**Problem statement:** State how many lines of the records contain the string "content", and give no other information.

**Records shown:**
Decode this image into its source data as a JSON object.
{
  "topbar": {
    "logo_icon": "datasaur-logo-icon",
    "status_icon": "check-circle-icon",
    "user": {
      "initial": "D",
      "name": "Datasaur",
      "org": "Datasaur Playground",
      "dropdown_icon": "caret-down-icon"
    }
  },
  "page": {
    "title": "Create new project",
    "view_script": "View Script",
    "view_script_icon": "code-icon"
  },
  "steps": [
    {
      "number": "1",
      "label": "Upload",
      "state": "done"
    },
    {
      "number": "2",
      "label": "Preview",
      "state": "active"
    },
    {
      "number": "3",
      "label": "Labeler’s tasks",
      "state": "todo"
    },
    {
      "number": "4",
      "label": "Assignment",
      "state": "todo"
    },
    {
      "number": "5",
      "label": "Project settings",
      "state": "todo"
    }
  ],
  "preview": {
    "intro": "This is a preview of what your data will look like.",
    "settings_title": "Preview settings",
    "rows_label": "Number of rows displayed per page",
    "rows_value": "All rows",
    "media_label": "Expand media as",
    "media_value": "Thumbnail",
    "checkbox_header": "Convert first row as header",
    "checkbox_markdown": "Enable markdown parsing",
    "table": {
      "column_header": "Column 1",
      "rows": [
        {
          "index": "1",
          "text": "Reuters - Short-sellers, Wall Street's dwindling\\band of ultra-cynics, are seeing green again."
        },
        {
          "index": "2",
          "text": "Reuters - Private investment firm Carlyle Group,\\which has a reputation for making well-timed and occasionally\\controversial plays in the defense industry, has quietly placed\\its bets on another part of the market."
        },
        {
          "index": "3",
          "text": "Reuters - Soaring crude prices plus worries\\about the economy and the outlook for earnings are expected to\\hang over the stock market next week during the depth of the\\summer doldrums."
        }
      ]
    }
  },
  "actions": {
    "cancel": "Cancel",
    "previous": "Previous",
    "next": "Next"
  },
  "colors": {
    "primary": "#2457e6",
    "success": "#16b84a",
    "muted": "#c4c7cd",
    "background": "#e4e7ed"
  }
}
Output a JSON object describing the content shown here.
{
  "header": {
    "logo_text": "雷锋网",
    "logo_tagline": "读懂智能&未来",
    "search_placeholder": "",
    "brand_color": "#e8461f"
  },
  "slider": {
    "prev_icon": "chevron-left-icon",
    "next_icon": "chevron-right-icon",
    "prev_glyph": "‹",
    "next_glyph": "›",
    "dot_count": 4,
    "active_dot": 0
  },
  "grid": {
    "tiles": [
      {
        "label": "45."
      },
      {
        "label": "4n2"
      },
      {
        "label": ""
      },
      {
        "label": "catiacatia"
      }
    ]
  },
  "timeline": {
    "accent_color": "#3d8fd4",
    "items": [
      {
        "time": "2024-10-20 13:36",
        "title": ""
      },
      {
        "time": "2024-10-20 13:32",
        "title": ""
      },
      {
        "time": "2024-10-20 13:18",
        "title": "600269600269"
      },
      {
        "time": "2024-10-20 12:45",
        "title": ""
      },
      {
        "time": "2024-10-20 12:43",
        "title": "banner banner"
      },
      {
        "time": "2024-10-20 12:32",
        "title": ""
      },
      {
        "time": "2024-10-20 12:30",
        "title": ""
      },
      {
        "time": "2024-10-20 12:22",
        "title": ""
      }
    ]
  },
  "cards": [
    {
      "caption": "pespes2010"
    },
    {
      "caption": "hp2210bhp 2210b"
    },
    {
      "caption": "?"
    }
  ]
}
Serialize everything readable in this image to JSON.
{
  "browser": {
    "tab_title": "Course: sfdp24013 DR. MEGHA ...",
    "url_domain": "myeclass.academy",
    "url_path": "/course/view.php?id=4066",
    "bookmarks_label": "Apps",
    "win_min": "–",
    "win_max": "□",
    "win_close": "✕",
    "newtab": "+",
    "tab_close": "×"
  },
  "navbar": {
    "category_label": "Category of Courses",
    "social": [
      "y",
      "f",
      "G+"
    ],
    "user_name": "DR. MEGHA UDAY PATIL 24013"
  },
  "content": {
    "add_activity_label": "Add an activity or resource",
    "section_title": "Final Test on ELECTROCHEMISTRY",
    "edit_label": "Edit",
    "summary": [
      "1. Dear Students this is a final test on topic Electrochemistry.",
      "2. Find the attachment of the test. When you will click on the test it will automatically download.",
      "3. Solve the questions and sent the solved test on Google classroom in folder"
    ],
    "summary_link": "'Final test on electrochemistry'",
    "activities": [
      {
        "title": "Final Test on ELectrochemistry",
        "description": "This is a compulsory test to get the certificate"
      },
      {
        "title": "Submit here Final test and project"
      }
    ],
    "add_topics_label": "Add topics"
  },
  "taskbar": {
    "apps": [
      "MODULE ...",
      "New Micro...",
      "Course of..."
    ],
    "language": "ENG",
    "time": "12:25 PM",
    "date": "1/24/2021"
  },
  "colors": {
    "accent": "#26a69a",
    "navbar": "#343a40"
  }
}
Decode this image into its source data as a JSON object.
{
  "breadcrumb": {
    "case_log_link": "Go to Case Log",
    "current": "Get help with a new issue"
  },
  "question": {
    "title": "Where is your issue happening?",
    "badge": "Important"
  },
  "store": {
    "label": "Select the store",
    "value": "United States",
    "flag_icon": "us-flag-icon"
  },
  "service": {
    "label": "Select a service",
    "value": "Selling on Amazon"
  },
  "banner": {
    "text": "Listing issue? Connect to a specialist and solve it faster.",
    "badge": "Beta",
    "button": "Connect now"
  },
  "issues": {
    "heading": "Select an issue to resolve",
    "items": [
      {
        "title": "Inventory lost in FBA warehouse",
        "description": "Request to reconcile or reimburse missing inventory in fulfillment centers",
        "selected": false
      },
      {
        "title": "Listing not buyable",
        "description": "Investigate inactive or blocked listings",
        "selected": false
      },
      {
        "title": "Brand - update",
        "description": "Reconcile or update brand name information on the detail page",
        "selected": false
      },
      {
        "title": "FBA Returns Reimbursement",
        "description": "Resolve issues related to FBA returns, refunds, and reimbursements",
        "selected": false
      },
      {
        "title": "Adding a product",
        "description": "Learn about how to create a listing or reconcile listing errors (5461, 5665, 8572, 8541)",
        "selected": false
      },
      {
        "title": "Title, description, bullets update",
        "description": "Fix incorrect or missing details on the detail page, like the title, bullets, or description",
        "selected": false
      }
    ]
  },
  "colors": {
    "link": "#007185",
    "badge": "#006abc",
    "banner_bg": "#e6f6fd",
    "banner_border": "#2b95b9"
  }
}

**Task answer:** 2